------ DATA PROVIDED

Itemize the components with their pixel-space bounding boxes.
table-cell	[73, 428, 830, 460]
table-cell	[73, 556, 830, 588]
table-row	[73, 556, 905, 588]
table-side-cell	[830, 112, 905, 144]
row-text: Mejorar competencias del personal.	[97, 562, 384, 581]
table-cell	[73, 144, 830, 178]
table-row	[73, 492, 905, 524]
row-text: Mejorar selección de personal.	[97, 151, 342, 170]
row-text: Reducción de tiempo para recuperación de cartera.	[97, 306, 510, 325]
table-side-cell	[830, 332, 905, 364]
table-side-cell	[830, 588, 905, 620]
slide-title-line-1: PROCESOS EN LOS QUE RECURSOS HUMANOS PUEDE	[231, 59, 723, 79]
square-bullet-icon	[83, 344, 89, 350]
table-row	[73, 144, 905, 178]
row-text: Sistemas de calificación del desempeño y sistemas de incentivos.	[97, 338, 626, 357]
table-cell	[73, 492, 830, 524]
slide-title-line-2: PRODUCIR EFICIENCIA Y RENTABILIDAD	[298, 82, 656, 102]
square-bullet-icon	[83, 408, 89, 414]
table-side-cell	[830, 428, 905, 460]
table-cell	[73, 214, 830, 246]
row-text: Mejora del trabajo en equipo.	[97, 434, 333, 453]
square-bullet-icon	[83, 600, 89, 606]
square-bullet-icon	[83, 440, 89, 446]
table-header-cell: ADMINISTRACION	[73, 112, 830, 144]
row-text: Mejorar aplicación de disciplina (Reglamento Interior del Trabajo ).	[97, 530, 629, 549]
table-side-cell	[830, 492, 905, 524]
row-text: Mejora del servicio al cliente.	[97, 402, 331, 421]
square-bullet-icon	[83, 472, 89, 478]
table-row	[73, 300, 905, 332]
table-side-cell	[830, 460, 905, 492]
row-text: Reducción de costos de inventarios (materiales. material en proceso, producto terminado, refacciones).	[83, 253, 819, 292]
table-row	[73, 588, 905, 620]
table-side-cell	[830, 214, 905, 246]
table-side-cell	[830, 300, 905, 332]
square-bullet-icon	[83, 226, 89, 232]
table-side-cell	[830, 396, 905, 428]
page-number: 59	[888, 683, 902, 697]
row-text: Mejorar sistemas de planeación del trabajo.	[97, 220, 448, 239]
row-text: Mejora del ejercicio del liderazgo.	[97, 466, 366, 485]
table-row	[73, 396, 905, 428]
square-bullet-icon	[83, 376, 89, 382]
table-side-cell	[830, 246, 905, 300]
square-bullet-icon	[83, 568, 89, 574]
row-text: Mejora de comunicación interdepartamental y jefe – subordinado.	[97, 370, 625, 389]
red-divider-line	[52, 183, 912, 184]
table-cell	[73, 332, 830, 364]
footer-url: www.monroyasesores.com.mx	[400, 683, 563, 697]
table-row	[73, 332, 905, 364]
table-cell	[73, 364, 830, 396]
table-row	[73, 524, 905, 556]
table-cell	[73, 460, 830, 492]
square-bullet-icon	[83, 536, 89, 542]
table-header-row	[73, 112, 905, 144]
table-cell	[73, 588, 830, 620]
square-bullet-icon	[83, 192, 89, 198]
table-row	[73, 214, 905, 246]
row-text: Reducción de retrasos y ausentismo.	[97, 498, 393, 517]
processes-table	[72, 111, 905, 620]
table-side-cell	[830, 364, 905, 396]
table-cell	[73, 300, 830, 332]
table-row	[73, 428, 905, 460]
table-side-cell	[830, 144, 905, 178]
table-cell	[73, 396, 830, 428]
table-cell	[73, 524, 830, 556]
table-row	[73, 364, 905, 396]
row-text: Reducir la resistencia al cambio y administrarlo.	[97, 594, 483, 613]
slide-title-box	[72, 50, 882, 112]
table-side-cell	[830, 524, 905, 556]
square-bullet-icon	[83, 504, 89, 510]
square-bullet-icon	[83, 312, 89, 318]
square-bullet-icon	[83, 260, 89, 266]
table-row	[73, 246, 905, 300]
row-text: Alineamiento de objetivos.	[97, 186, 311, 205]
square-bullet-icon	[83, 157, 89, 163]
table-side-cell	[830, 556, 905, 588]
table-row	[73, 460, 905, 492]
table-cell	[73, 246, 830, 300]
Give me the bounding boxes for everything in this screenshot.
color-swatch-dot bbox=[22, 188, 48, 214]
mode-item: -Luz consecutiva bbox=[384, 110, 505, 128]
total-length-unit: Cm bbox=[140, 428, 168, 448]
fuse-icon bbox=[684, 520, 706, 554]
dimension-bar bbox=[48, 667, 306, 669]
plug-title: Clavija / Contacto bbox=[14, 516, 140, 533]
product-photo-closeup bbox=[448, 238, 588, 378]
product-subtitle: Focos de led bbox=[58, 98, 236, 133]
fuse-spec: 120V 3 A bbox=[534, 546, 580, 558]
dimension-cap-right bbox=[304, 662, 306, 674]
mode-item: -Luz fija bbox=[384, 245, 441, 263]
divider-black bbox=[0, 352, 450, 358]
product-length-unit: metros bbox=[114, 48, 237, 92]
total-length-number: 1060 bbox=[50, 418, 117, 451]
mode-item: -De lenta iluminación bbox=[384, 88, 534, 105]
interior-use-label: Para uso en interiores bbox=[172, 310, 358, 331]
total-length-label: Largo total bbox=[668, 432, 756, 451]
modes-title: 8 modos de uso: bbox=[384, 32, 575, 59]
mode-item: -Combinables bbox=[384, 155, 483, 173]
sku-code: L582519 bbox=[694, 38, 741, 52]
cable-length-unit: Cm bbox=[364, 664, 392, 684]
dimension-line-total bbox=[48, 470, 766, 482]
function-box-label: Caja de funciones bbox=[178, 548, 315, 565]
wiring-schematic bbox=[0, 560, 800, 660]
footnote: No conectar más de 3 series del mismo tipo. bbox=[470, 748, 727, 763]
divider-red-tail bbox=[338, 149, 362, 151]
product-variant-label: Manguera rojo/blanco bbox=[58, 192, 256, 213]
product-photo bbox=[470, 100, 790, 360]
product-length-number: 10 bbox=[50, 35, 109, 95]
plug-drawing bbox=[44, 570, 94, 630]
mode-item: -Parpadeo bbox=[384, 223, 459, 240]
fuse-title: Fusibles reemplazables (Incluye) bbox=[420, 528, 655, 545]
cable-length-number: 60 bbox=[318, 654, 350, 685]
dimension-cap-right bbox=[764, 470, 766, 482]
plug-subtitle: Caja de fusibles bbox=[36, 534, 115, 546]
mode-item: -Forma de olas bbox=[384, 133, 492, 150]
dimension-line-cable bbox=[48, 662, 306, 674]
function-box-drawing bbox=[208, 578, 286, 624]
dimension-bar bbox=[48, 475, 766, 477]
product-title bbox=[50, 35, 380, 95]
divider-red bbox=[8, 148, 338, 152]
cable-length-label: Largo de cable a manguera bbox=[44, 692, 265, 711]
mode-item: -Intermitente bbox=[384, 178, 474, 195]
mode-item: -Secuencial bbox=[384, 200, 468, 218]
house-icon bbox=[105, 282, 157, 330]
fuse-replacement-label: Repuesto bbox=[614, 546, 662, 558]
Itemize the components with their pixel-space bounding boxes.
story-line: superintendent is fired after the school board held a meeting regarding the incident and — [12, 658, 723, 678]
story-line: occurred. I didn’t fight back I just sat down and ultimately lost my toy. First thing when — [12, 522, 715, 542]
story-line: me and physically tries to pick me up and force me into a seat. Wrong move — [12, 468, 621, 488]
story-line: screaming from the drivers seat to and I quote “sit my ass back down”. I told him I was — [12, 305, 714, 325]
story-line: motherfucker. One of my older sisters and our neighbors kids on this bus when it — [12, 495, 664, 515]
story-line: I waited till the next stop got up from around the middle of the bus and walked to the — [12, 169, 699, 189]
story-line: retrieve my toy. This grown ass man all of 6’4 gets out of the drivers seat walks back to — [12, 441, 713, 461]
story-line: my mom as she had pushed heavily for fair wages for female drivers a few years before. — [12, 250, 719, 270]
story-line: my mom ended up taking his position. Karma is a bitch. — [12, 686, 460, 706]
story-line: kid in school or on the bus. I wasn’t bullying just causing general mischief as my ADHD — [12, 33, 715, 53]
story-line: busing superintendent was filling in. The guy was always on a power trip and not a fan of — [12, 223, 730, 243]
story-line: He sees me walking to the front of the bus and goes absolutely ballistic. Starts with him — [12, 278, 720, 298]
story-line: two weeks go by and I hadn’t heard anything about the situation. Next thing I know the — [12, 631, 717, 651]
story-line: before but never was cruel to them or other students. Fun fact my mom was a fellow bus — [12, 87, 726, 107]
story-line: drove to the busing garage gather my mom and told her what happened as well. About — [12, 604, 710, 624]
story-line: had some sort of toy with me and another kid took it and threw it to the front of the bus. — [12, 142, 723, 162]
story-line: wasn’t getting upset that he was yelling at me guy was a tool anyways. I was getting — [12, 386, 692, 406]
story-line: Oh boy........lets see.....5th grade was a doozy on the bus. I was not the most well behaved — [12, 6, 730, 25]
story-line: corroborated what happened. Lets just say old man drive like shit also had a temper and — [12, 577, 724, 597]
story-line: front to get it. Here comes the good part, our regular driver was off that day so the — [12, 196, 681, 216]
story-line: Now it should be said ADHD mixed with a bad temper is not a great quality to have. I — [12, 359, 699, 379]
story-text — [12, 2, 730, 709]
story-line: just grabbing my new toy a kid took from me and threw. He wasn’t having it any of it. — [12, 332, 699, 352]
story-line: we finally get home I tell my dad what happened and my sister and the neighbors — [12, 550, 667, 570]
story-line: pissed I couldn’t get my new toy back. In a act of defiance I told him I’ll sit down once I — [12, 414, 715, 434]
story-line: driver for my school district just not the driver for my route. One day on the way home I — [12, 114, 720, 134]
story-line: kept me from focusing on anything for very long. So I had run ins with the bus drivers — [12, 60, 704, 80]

------------

> **DIRECTIONS**: Set out the data as a numbered list, from the first line through the line containing "row-text: Reducción de tiempo", both included, and leave out any blank lines.

> **REPLY**:
1. Itemize the components with their pixel-space bounding boxes.
2. table-cell	[73, 428, 830, 460]
3. table-cell	[73, 556, 830, 588]
4. table-row	[73, 556, 905, 588]
5. table-side-cell	[830, 112, 905, 144]
6. row-text: Mejorar competencias del personal.	[97, 562, 384, 581]
7. table-cell	[73, 144, 830, 178]
8. table-row	[73, 492, 905, 524]
9. row-text: Mejorar selección de personal.	[97, 151, 342, 170]
10. row-text: Reducción de tiempo para recuperación de cartera.	[97, 306, 510, 325]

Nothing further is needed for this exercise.